[Start of Data lines]

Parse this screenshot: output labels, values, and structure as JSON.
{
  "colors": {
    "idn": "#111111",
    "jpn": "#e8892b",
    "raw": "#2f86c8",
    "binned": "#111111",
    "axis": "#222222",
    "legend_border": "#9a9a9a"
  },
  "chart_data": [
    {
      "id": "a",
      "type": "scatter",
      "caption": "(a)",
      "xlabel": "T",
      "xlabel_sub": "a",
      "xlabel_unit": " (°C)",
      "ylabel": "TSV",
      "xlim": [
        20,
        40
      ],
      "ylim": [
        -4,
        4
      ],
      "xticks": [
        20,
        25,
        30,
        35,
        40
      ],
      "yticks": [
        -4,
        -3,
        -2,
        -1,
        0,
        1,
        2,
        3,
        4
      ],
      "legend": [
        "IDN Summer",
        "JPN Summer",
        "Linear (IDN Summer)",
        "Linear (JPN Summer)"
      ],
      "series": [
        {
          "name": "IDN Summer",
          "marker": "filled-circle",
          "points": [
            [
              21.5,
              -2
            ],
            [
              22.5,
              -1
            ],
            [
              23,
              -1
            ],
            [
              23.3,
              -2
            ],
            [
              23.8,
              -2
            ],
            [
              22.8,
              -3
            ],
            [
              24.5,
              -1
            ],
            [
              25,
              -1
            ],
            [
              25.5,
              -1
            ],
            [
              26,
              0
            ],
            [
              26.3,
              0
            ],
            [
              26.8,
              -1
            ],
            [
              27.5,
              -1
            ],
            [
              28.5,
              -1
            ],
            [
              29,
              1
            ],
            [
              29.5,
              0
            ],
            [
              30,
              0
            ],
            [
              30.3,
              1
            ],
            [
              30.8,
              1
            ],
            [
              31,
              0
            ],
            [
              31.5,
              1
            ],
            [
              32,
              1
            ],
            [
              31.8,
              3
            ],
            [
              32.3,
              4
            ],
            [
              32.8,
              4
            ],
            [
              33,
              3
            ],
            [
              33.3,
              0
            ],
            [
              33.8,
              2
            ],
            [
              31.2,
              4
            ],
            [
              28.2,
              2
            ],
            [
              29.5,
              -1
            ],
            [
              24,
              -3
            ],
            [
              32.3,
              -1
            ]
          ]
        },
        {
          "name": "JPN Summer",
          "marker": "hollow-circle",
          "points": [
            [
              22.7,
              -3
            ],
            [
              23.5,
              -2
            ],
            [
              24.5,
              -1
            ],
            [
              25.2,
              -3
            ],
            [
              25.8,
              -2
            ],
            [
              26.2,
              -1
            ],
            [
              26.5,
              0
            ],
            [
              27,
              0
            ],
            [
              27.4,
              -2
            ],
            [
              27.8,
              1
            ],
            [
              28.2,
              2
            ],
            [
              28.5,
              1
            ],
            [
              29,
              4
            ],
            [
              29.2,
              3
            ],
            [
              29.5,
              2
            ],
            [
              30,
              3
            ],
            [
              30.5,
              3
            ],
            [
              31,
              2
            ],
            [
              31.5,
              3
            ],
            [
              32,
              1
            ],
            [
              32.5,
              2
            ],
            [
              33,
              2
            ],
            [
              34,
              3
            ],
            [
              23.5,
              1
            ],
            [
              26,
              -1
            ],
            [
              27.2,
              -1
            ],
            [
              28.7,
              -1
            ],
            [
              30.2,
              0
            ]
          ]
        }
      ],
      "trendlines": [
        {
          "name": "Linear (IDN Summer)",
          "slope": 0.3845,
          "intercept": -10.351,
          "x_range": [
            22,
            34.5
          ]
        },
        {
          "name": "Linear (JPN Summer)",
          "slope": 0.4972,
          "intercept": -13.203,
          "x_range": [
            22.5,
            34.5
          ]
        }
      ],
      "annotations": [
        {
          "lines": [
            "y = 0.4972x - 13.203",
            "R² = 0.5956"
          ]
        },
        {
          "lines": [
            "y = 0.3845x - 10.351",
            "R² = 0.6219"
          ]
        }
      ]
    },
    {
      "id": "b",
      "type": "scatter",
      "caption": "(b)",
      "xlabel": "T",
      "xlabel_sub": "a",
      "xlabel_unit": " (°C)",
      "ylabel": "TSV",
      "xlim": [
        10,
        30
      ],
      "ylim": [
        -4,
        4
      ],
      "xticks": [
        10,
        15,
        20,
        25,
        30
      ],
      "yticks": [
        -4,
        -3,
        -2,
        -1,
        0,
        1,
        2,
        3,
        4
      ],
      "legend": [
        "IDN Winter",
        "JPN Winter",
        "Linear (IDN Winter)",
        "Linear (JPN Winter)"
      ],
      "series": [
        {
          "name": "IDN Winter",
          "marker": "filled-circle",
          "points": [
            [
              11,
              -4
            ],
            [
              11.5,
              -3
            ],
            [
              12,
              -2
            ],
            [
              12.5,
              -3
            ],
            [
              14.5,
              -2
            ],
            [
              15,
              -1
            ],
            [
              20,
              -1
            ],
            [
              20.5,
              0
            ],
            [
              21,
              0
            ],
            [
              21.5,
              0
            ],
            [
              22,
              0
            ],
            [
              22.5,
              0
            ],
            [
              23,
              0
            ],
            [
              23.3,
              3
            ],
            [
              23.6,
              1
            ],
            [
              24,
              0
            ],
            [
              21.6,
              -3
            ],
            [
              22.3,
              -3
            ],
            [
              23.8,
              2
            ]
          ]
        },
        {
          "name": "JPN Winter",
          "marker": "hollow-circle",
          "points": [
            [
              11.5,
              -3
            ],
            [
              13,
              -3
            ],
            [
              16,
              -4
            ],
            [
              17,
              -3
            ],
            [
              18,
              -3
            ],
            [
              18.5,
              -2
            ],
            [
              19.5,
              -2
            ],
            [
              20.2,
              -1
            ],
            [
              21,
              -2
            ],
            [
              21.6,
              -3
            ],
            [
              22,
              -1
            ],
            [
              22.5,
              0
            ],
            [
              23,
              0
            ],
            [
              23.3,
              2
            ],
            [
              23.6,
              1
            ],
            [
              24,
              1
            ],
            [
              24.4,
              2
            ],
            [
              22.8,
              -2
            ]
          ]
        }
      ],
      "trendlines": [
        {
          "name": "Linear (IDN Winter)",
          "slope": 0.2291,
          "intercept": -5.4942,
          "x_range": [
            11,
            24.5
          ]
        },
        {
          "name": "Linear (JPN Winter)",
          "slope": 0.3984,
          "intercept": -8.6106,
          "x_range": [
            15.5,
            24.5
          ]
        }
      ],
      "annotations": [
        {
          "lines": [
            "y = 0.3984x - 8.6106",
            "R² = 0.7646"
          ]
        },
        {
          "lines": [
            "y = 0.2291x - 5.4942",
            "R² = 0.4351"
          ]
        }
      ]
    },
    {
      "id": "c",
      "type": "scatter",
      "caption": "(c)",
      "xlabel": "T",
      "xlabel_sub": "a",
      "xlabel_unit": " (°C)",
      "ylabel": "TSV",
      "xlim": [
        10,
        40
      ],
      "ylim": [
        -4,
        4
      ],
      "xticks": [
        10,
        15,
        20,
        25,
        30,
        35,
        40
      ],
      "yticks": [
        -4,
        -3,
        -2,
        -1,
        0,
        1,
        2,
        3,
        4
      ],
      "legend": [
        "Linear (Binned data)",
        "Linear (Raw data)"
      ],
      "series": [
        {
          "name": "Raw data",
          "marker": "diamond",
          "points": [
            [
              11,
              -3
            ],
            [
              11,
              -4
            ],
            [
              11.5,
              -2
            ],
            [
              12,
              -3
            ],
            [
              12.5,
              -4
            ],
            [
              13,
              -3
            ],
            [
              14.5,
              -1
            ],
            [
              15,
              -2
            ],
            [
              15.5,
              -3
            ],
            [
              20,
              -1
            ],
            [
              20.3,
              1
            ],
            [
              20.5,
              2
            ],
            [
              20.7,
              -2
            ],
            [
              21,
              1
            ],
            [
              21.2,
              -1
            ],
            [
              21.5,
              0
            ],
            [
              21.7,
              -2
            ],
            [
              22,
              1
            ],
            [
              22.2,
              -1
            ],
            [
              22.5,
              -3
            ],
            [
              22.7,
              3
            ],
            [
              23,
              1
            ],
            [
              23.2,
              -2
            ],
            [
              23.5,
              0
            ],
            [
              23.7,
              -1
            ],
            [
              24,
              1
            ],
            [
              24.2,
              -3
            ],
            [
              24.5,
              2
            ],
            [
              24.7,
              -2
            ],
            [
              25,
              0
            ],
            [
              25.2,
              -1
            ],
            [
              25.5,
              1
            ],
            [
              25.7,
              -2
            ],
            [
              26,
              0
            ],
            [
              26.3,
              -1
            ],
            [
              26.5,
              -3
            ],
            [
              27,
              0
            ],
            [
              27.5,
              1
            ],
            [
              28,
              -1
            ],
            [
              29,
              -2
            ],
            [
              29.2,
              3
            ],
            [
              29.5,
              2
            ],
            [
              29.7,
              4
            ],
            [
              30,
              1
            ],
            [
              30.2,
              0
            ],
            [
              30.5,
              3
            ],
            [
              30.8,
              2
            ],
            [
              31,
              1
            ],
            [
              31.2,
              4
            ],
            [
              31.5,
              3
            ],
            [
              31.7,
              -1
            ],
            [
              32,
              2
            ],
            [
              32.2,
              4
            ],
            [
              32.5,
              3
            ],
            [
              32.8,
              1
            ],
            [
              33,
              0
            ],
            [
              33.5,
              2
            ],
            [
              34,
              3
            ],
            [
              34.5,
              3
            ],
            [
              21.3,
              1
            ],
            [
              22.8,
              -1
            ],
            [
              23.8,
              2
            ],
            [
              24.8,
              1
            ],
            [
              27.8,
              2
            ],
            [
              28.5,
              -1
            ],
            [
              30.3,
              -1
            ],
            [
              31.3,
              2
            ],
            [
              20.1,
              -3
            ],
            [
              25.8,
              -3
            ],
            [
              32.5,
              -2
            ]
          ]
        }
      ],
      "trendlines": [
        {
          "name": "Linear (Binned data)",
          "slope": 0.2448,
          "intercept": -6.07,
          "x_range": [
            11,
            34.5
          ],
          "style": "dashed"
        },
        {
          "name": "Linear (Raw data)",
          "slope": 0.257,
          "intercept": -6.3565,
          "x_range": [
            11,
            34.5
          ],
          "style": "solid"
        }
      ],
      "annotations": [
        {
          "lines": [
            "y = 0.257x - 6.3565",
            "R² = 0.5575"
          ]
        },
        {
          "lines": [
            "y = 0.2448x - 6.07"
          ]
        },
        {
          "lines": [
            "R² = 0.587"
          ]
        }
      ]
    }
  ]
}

[End of Data lines]

> _Exercise directions_: Sift the material for lines with the string "slope". Copy each one found.

> _Finished answer_:
          "slope": 0.3845,
          "slope": 0.4972,
          "slope": 0.2291,
          "slope": 0.3984,
          "slope": 0.2448,
          "slope": 0.257,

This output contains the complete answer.